START Records for this task

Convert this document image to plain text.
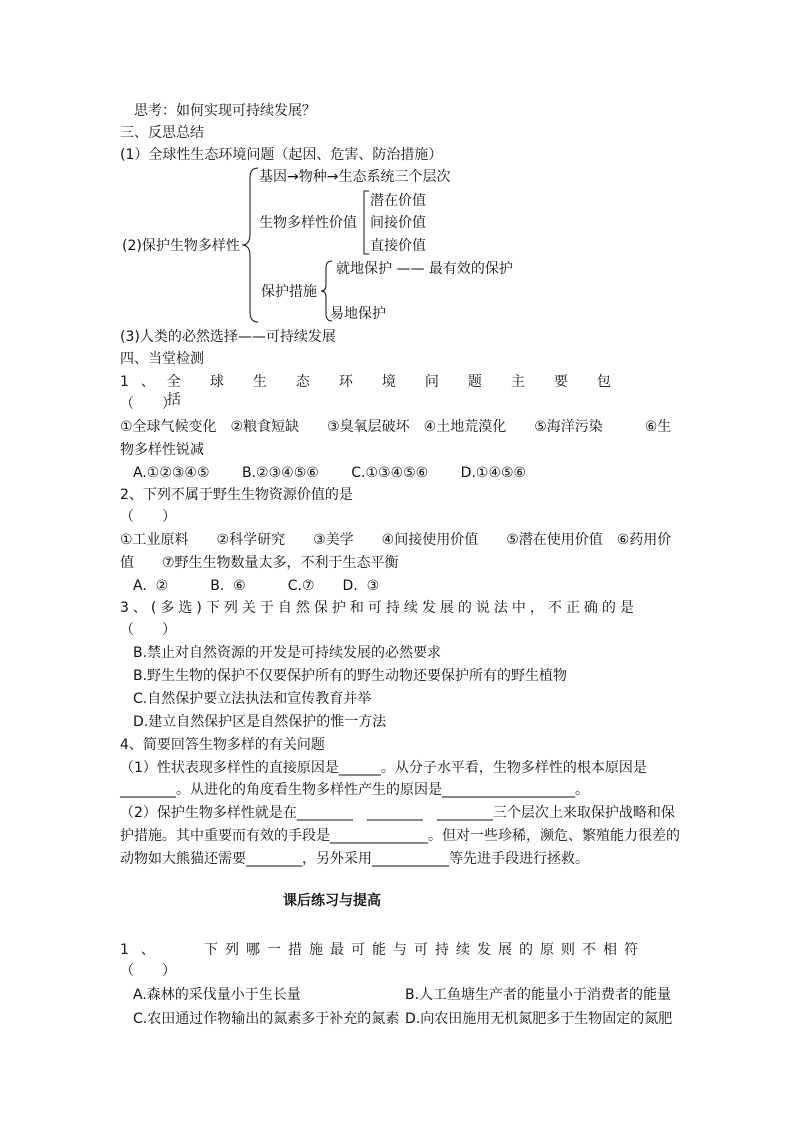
思考：如何实现可持续发展？
三、反思总结
(1）全球性生态环境问题（起因、危害、防治措施）
(2)保护生物多样性
基因→物种→生态系统三个层次
生物多样性价值
潜在价值
间接价值
直接价值
保护措施
就地保护 —— 最有效的保护
易地保护
(3)人类的必然选择——可持续发展
四、当堂检测
1、 全球生态环境问题主要包括
（　　）
①全球气候变化　②粮食短缺　　③臭氧层破坏　④土地荒漠化　　⑤海洋污染　　　⑥生
物多样性锐减
A.①②③④⑤　　 B.②③④⑤⑥　　 C.①③④⑤⑥　　 D.①④⑤⑥
2、下列不属于野生生物资源价值的是
（　　）
①工业原料　　②科学研究　　③美学　　④间接使用价值　　⑤潜在使用价值　⑥药用价
值　　⑦野生生物数量太多，不利于生态平衡
A.  ②　　　B.  ⑥　　　C.⑦　　D.  ③
3、(多选)下列关于自然保护和可持续发展的说法中，不正确的是
（　　）
B.禁止对自然资源的开发是可持续发展的必然要求
B.野生生物的保护不仅要保护所有的野生动物还要保护所有的野生植物
C.自然保护要立法执法和宣传教育并举
D.建立自然保护区是自然保护的惟一方法
4、简要回答生物多样的有关问题
（1）性状表现多样性的直接原因是______。从分子水平看，生物多样性的根本原因是
________。从进化的角度看生物多样性产生的原因是___________________。
（2）保护生物多样性就是在________　________　________三个层次上来取保护战略和保
护措施。其中重要而有效的手段是______________。但对一些珍稀，濒危、繁殖能力很差的
动物如大熊猫还需要________，另外采用___________等先进手段进行拯救。
课后练习与提高
1、	下列哪一措施最可能与可持续发展的原则不相符
（　　）
A.森林的采伐量小于生长量	B.人工鱼塘生产者的能量小于消费者的能量
C.农田通过作物输出的氮素多于补充的氮素 D.向农田施用无机氮肥多于生物固定的氮肥
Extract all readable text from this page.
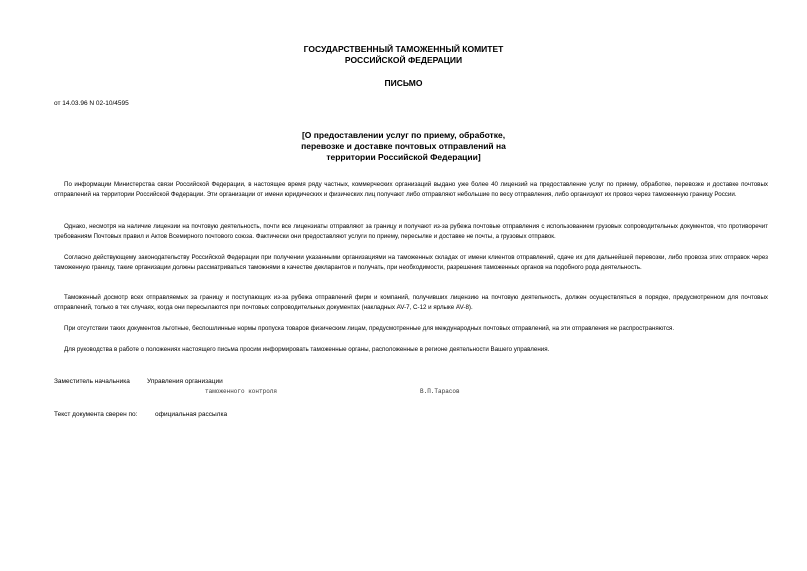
ГОСУДАРСТВЕННЫЙ ТАМОЖЕННЫЙ КОМИТЕТ
РОССИЙСКОЙ ФЕДЕРАЦИИ
ПИСЬМО
от 14.03.96 N 02-10/4595
[О предоставлении услуг по приему, обработке,
перевозке и доставке почтовых отправлений на
территории Российской Федерации]

По информации Министерства связи Российской Федерации, в настоящее время ряду частных, коммерческих организаций выдано уже более 40 лицензий на предоставление услуг по приему, обработке, перевозке и доставке почтовых отправлений на территории Российской Федерации. Эти организации от имени юридических и физических лиц получают либо отправляют небольшие по весу отправления, либо организуют их провоз через таможенную границу России.

Однако, несмотря на наличие лицензии на почтовую деятельность, почти все лицензиаты отправляют за границу и получают из-за рубежа почтовые отправления с использованием грузовых сопроводительных документов, что противоречит требованиям Почтовых правил и Актов Всемирного почтового союза. Фактически они предоставляют услуги по приему, пересылке и доставке не почты, а грузовых отправок.

Согласно действующему законодательству Российской Федерации при получении указанными организациями на таможенных складах от имени клиентов отправлений, сдаче их для дальнейшей перевозки, либо провоза этих отправок через таможенную границу, такие организации должны рассматриваться таможнями в качестве декларантов и получать, при необходимости, разрешения таможенных органов на подобного рода деятельность.

Таможенный досмотр всех отправляемых за границу и поступающих из-за рубежа отправлений фирм и компаний, получивших лицензию на почтовую деятельность, должен осуществляться в порядке, предусмотренном для почтовых отправлений, только в тех случаях, когда они пересылаются при почтовых сопроводительных документах (накладных AV-7, C-12 и ярлыке AV-8).

При отсутствии таких документов льготные, беспошлинные нормы пропуска товаров физическим лицам, предусмотренные для международных почтовых отправлений, на эти отправления не распространяются.

Для руководства в работе о положениях настоящего письма просим информировать таможенные органы, расположенные в регионе деятельности Вашего управления.

Заместитель начальника	Управления организации
таможенного контроля	В.П.Тарасов
Текст документа сверен по:	официальная рассылка
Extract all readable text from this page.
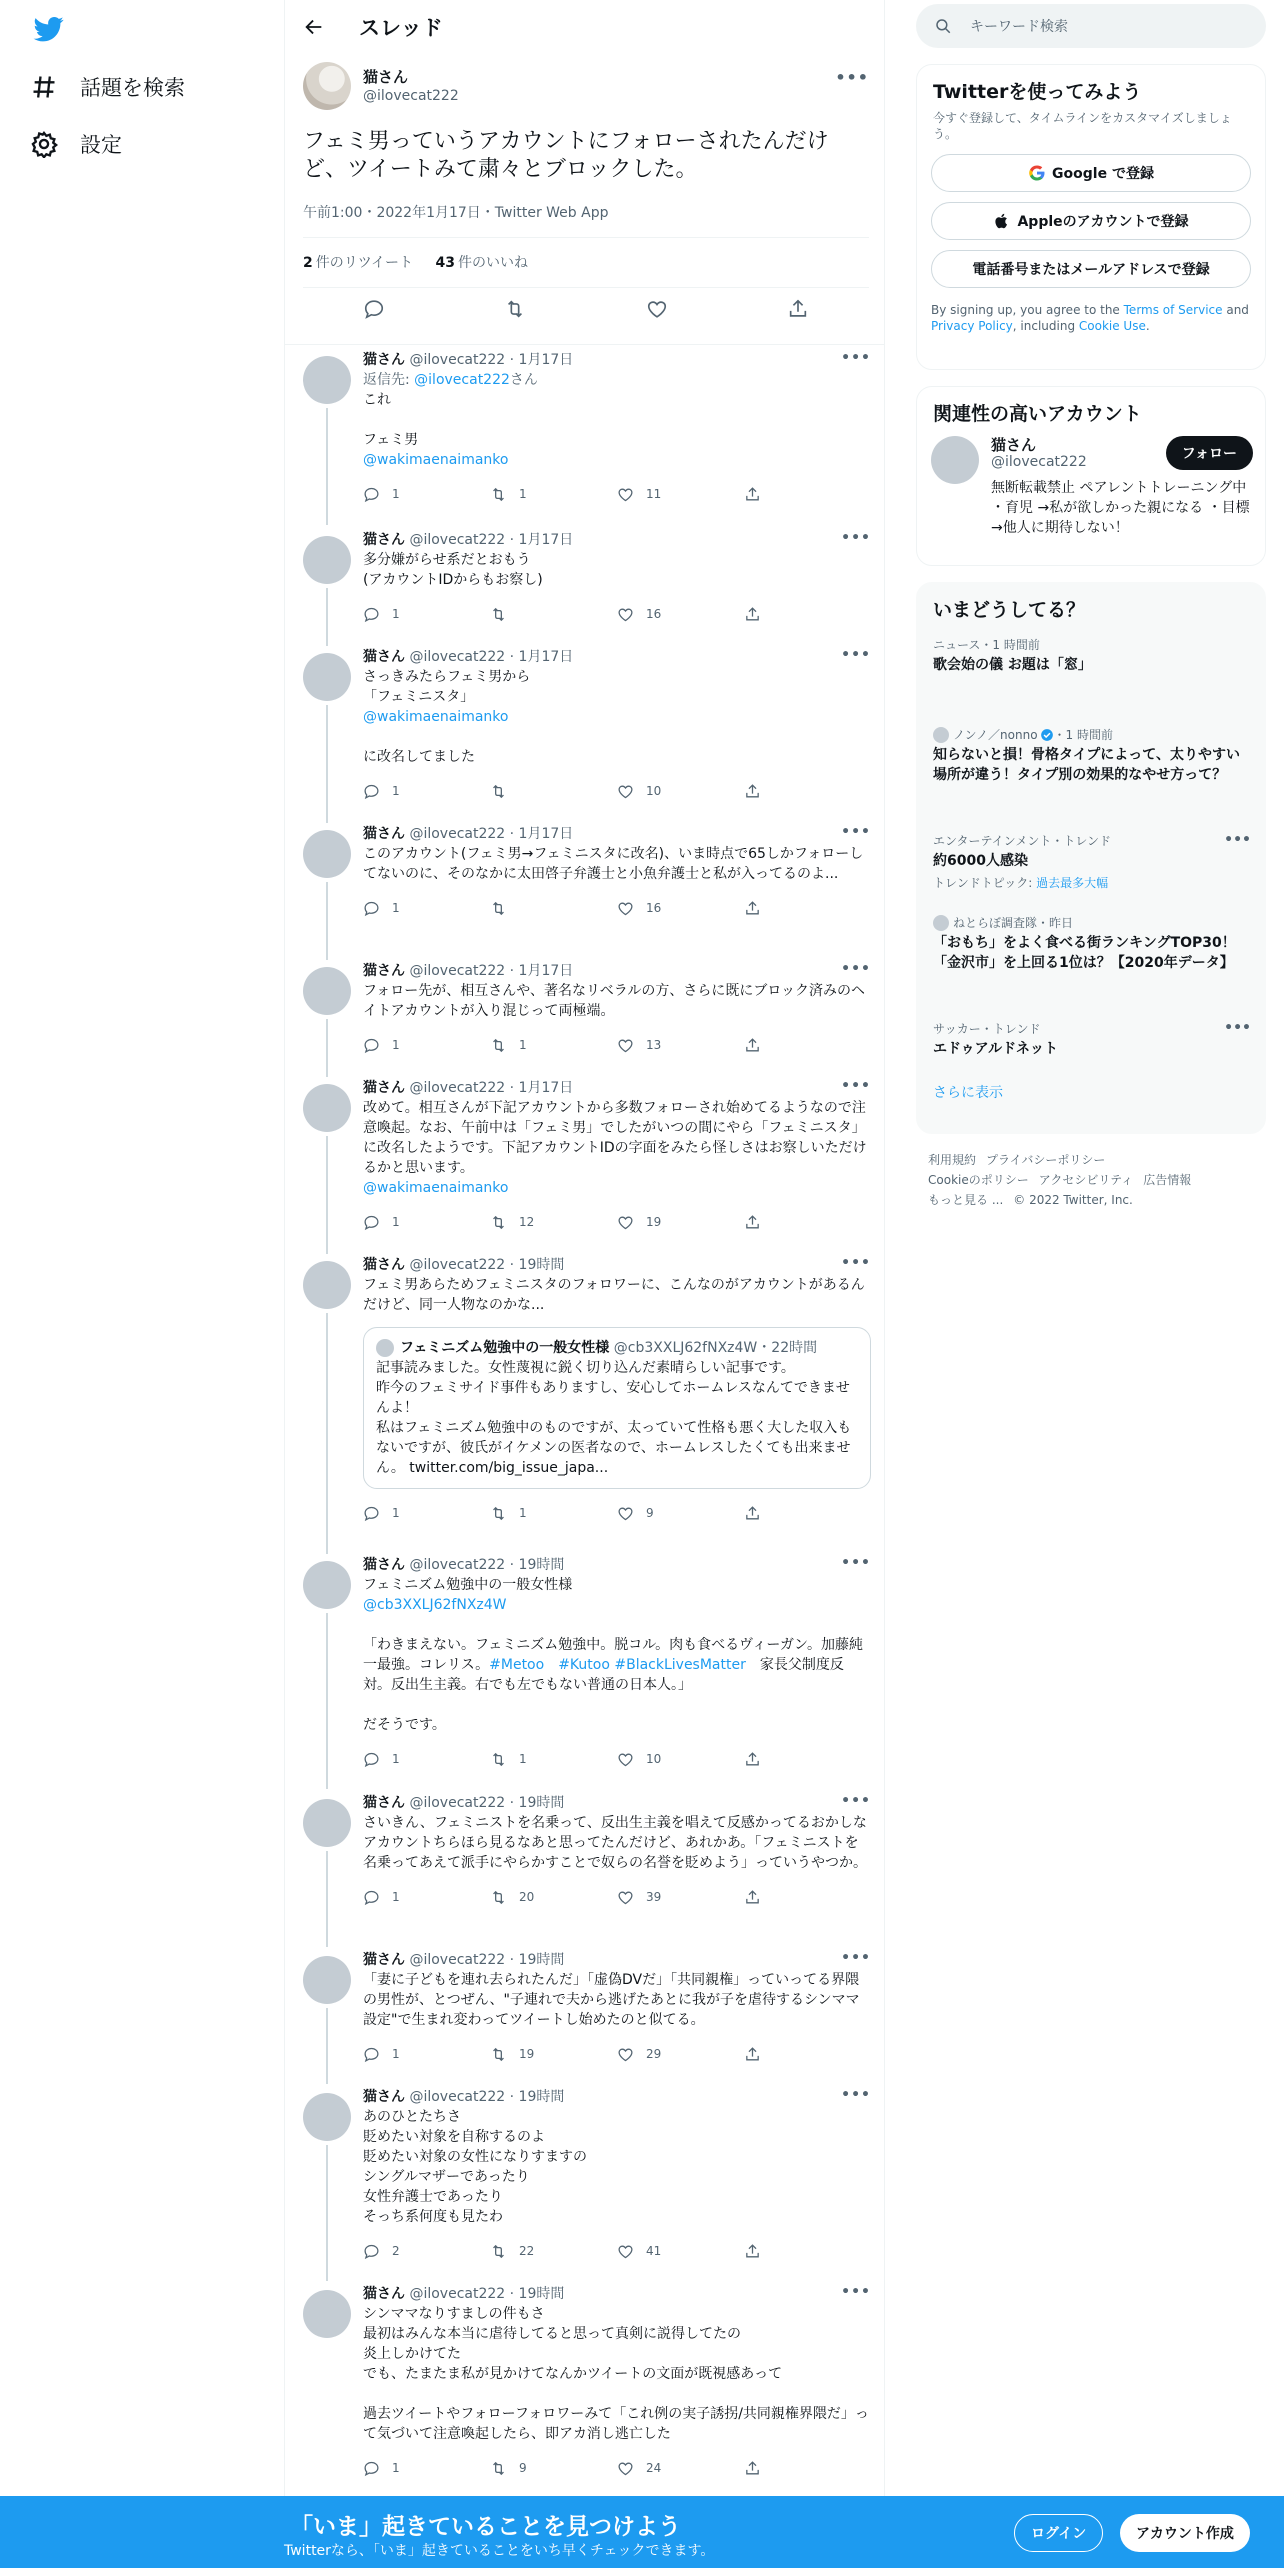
話題を検索
設定
スレッド
猫さん
@ilovecat222
•••
フェミ男っていうアカウントにフォローされたんだけど、ツイートみて粛々とブロックした。
午前1:00・2022年1月17日・Twitter Web App
2 件のリツイート 43 件のいいね
猫さん @ilovecat222 · 1月17日	•••
返信先: @ilovecat222さん
これ

フェミ男
@wakimaenaimanko
1	1	11
猫さん @ilovecat222 · 1月17日	•••
多分嫌がらせ系だとおもう
(アカウントIDからもお察し)
1	16
猫さん @ilovecat222 · 1月17日	•••
さっきみたらフェミ男から
「フェミニスタ」
@wakimaenaimanko

に改名してました
1	10
猫さん @ilovecat222 · 1月17日	•••
このアカウント(フェミ男→フェミニスタに改名)、いま時点で65しかフォローしてないのに、そのなかに太田啓子弁護士と小魚弁護士と私が入ってるのよ...
1	16
猫さん @ilovecat222 · 1月17日	•••
フォロー先が、相互さんや、著名なリベラルの方、さらに既にブロック済みのヘイトアカウントが入り混じって両極端。
1	1	13
猫さん @ilovecat222 · 1月17日	•••
改めて。相互さんが下記アカウントから多数フォローされ始めてるようなので注意喚起。なお、午前中は「フェミ男」でしたがいつの間にやら「フェミニスタ」に改名したようです。下記アカウントIDの字面をみたら怪しさはお察しいただけるかと思います。
@wakimaenaimanko
1	12	19
猫さん @ilovecat222 · 19時間	•••
フェミ男あらためフェミニスタのフォロワーに、こんなのがアカウントがあるんだけど、同一人物なのかな...
フェミニズム勉強中の一般女性様
@cb3XXLJ62fNXz4W ・ 22時間
記事読みました。女性蔑視に鋭く切り込んだ素晴らしい記事です。
昨今のフェミサイド事件もありますし、安心してホームレスなんてできませんよ！
私はフェミニズム勉強中のものですが、太っていて性格も悪く大した収入もないですが、彼氏がイケメンの医者なので、ホームレスしたくても出来ません。 twitter.com/big_issue_japa...
1	1	9
猫さん @ilovecat222 · 19時間	•••
フェミニズム勉強中の一般女性様
@cb3XXLJ62fNXz4W

「わきまえない。フェミニズム勉強中。脱コル。肉も食べるヴィーガン。加藤純一最強。コレリス。#Metoo　 #Kutoo #BlackLivesMatter　家長父制度反対。反出生主義。右でも左でもない普通の日本人。」

だそうです。
1	1	10
猫さん @ilovecat222 · 19時間	•••
さいきん、フェミニストを名乗って、反出生主義を唱えて反感かってるおかしなアカウントちらほら見るなあと思ってたんだけど、あれかあ。「フェミニストを名乗ってあえて派手にやらかすことで奴らの名誉を貶めよう」っていうやつか。
1	20	39
猫さん @ilovecat222 · 19時間	•••
「妻に子どもを連れ去られたんだ」「虚偽DVだ」「共同親権」っていってる界隈の男性が、とつぜん、"子連れで夫から逃げたあとに我が子を虐待するシンママ設定"で生まれ変わってツイートし始めたのと似てる。
1	19	29
猫さん @ilovecat222 · 19時間	•••
あのひとたちさ
貶めたい対象を自称するのよ
貶めたい対象の女性になりすますの
シングルマザーであったり
女性弁護士であったり
そっち系何度も見たわ
2	22	41
猫さん @ilovecat222 · 19時間	•••
シンママなりすましの件もさ
最初はみんな本当に虐待してると思って真剣に説得してたの
炎上しかけてた
でも、たまたま私が見かけてなんかツイートの文面が既視感あって

過去ツイートやフォローフォロワーみて「これ例の実子誘拐/共同親権界隈だ」って気づいて注意喚起したら、即アカ消し逃亡した
1	9	24
キーワード検索
Twitterを使ってみよう
今すぐ登録して、タイムラインをカスタマイズしましょう。
Google で登録
Appleのアカウントで登録
電話番号またはメールアドレスで登録
By signing up, you agree to the Terms of Service and Privacy Policy, including Cookie Use.
関連性の高いアカウント
猫さん
@ilovecat222	フォロー
無断転載禁止 ペアレントトレーニング中 ・育児 →私が欲しかった親になる ・目標 →他人に期待しない！
いまどうしてる？
ニュース・1 時間前
歌会始の儀 お題は「窓」
ノンノ／nonno ・1 時間前
知らないと損！骨格タイプによって、太りやすい場所が違う！タイプ別の効果的なやせ方って？
エンターテインメント・トレンド	•••
約6000人感染
トレンドトピック: 過去最多大幅
ねとらぼ調査隊 ・昨日
「おもち」をよく食べる街ランキングTOP30！　「金沢市」を上回る1位は？【2020年データ】
サッカー・トレンド	•••
エドゥアルドネット
さらに表示
利用規約 プライバシーポリシー
Cookieのポリシー アクセシビリティ 広告情報
もっと見る ... © 2022 Twitter, Inc.
「いま」起きていることを見つけよう
Twitterなら、「いま」起きていることをいち早くチェックできます。
ログイン	アカウント作成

END Records for this task

→ Stated problem
Which lines of the material contain the string "перевозке"? List each of them.

→ Response
перевозке и доставке почтовых отправлений на
По информации Министерства связи Российской Федерации, в настоящее время ряду частных, коммерческих организаций выдано уже более 40 лицензий на предоставление услуг по приему, обработке, перевозке и доставке почтовых отправлений на территории Российской Федерации. Эти организации от имени юридических и физических лиц получают либо отправляют небольшие по весу отправления, либо организуют их провоз через таможенную границу России.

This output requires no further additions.